Name of Function's original module during link-time optimization

Hi,

During link-time optimization using llvm-ld, I occasionally need to find the name/ID of the original module/bytecode file a Function belonged to. In order to do this I added a nameOfPreviousModule-attribute to Function and some getters/setters (see attached patch). However, I can't find out how to read in the ModuleID of a Module during bytecode loading in lib/bytecode/Reader/Reader.cpp.

How can one do this? Is there another (better) way to accomplish what I intend to do here (without extra attribute e.g.)?

Kind regards,

Bram Adams
GH-SEL, INTEC, Ghent University (Belgium)

patch.modulename-1.8 (2.15 KB)

Hi Bram,

Hi,

Reid Spencer wrote:

Call getBytecodeModuleProvider (see Reader.h).

The problem is that one needs to provide the filename of the original module as the argument of getBytecodeModuleProvider, whereas this is unknown (it's exactly what we're trying to find out).

But, by looking where this method is called in the original bytecode loading process, I figured out a way to set the attribute I added when all Functions of a Module are linked into the sole link-time Module (see patch). The reason I pass an extra argument to so many methods (I let it default to ""), is that I'd like to have a full path name, not only the specific file name, of the original modules. As such, using someFunction->getParent()->getModuleIdentifier() in lib/Linker/LinkModules.cpp:650 did not suffice. However, I noticed that File.toString() in lib/Linker/LinkItems.cpp:150 does not yield the full path name.

Could this patch (in a revised form) be added to LLVM?

Kind regards,

Bram Adams
GH-SEL, INTEC, Ghent University (Belgium)

patch.modulename-1.8 (6.62 KB)

What are you trying to accomplish? Why not use location records from debug info?

-Chris

Hi,

Yes, that is true. What are you trying to do?

-Chris

Hi,

Haven't tried them extensively yet, so I'm
wondering whether the remark in your mail of 09/04/2006 to Nikhil Patil about
"-g currently disables many optimizations" still holds.

Yes, that is true. What are you trying to do?

Basically, I'm working on an aspect weaver (next version of http://users.ugent.be/~badams/aspicere/) where the weaving functionality is performed at link-time by some LLVM passes I'm writing. As advice frequently needs join point-specific context information like the name of the woven advice, of the current method, of the current compilation unit, ... I provide this info by storing it in an LLVM struct passed at run-time to the advice (which has been transformed into a Function earlier). That's why I need to know the name of the module to which a Function originally belonged.

About the debugging intrinsics: I've did some small tests using "-g", but I got a segmentation fault in one of my passes. The error wasn't there before (i.e. before using -g), but I need to delve a bit deeper first before I can give meaningful details. However, the debugging code in the LLVM bytecode seems huge, so I'm wondering whether some more "limited" forms of the "-g"-flag exist? Finally, as I'm heavily relying on LLVM's optimization passes to clean up the woven code (remove unused context, ...), the "-g currently disables many optimizations" is an important concern to me.

Maybe an initial InstVisitor pass attaching the debug info as Annotations to Functions, ... while discarding the debugging instructions could solve these problems, as both the debugging info would be available in the IR to subsequent passes and the existing optimization passes (ignoring the Annotations) could remain unchanged. Could this approach be feasible? If so, I could put something together tomorrow.

• **Data**:

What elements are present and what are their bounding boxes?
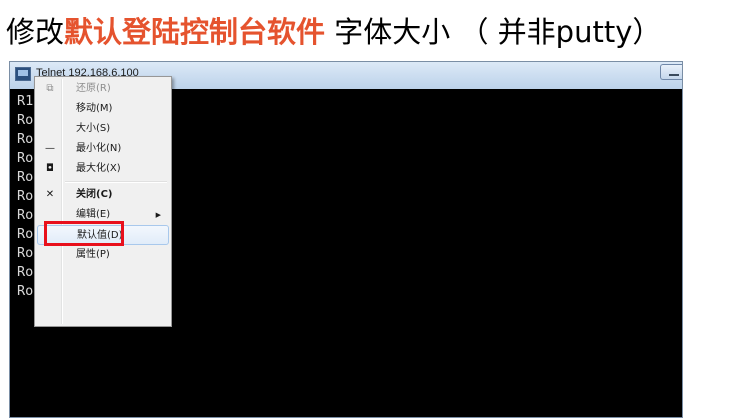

• **To do**:
**a)** Copy everything in the LLVM module-name thread from "Name of Function's" down to "loading in lib/bytecode/Reader/Reader.cpp.".
**b)** In the LLVM module-name thread, which function does Reid Spencer say to call?
**c)** Extend the LLVM module-name thread, picking up right after its final sentence.

• **Expected responses**:
**a)**
Name of Function's original module during link-time optimization

Hi,

During link-time optimization using llvm-ld, I occasionally need to find the name/ID of the original module/bytecode file a Function belonged to. In order to do this I added a nameOfPreviousModule-attribute to Function and some getters/setters (see attached patch). However, I can't find out how to read in the ModuleID of a Module during bytecode loading in lib/bytecode/Reader/Reader.cpp.

**b)** getBytecodeModuleProvider (see Reader.h).

**c)**
Kind regards,

Bram Adams
GH-SEL, INTEC, Ghent University (Belgium)

Haven't tried them extensively yet, so I'm
wondering whether the remark in your mail of 09/04/2006 to Nikhil
Patil about
"-g currently disables many optimizations" still holds.

Yes, that is true. What are you trying to do?

Basically, I'm working on an aspect weaver (next version of http://
users.ugent.be/~badams/aspicere/) where the weaving functionality is
performed at link-time by some LLVM passes I'm writing. As advice

ok.

frequently needs join point-specific context information like the
name of the woven advice, of the current method, of the current
compilation unit, ... I provide this info by storing it in an LLVM
struct passed at run-time to the advice (which has been transformed
into a Function earlier). That's why I need to know the name of the
module to which a Function originally belonged.

ok.

About the debugging intrinsics: I've did some small tests using "-g",
but I got a segmentation fault in one of my passes. The error wasn't
there before (i.e. before using -g), but I need to delve a bit deeper
first before I can give meaningful details. However, the debugging
code in the LLVM bytecode seems huge, so I'm wondering whether some
more "limited" forms of the "-g"-flag exist? Finally, as I'm heavily
relying on LLVM's optimization passes to clean up the woven code
(remove unused context, ...), the "-g currently disables many
optimizations" is an important concern to me.

Right. It seems like you would be well served by building with debug info (which captures a variety of source level information), run your instrumentation pass, run a pass to strip out the debug info, then run optimizers as needed.

Note that file-level information is not all you're losing. When/if the inliner (or any other interprocedural pass) runs, will will mess up the usual notion of a function, so you can't rely on function names either.

Maybe an initial InstVisitor pass attaching the debug info as
Annotations to Functions, ... while discarding the debugging
instructions could solve these problems, as both the debugging info
would be available in the IR to subsequent passes and the existing
optimization passes (ignoring the Annotations) could remain
unchanged. Could this approach be feasible? If so, I could put
something together tomorrow.

I'd suggest writing a little pass that strips out debug intrinsics.

-Chris

Hi,

Chris Lattner wrote:

I'd suggest writing a little pass that strips out debug intrinsics.
  

OK, I did this and it works (the strange seg fault also disappears after all declared debug variables are gone)! In a first phase, all intrinsic instructions are discarded after extracting their data into annotations attached to the relevant Function. Then, a second phase wipes out the intrinsic instruction Functions themselves as well as all debug variables in the declaration section. This 2-phase approach is necessary as I implemented the pass as an InstVisitor.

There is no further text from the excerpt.